Pull out each line of the records that contains the string "labels", and copy those lines without changes.
=====
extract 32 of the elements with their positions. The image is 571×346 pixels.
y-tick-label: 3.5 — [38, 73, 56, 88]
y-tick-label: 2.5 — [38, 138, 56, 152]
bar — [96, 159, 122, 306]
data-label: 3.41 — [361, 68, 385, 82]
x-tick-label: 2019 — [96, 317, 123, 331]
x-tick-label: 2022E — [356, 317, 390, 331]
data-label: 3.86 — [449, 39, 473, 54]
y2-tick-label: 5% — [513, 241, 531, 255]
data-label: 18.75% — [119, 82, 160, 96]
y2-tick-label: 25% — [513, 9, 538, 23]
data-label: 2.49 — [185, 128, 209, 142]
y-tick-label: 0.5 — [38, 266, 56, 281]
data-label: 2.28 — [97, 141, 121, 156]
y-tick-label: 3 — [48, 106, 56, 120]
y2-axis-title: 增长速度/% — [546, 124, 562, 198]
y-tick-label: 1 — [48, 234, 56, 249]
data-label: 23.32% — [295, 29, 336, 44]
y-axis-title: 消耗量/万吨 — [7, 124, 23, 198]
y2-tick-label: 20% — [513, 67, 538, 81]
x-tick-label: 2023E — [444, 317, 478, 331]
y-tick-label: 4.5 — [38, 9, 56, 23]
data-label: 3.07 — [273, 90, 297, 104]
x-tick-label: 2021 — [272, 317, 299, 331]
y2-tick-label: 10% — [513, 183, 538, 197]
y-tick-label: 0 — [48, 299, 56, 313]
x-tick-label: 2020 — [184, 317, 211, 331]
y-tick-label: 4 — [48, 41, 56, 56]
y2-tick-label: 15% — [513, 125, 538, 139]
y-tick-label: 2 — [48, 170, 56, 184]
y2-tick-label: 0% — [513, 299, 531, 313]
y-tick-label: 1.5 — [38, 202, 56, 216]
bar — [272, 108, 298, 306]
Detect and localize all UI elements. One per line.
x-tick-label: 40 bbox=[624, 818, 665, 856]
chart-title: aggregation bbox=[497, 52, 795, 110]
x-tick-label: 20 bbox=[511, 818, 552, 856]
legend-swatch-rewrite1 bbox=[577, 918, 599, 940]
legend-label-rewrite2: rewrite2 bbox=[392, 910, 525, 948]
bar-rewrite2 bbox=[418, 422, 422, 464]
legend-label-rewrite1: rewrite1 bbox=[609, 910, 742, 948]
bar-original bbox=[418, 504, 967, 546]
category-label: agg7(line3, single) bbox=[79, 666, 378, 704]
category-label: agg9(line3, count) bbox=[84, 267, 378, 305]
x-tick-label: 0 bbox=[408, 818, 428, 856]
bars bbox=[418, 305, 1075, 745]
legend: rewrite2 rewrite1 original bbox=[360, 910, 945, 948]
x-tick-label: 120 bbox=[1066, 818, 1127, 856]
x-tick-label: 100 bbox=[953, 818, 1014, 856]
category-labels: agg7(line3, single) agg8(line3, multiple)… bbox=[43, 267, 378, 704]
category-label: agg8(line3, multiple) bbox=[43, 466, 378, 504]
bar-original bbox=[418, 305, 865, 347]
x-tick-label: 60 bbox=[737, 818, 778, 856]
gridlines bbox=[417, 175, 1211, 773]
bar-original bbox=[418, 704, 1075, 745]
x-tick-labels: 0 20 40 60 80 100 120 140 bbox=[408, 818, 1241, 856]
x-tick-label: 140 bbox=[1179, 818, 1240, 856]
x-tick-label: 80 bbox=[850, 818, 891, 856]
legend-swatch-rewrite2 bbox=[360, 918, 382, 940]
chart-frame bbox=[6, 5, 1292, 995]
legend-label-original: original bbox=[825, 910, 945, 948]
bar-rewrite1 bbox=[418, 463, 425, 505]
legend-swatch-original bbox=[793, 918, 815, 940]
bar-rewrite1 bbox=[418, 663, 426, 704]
=====
Exercise response:
category-labels: agg7(line3, single) agg8(line3, multiple)… bbox=[43, 267, 378, 704]
x-tick-labels: 0 20 40 60 80 100 120 140 bbox=[408, 818, 1241, 856]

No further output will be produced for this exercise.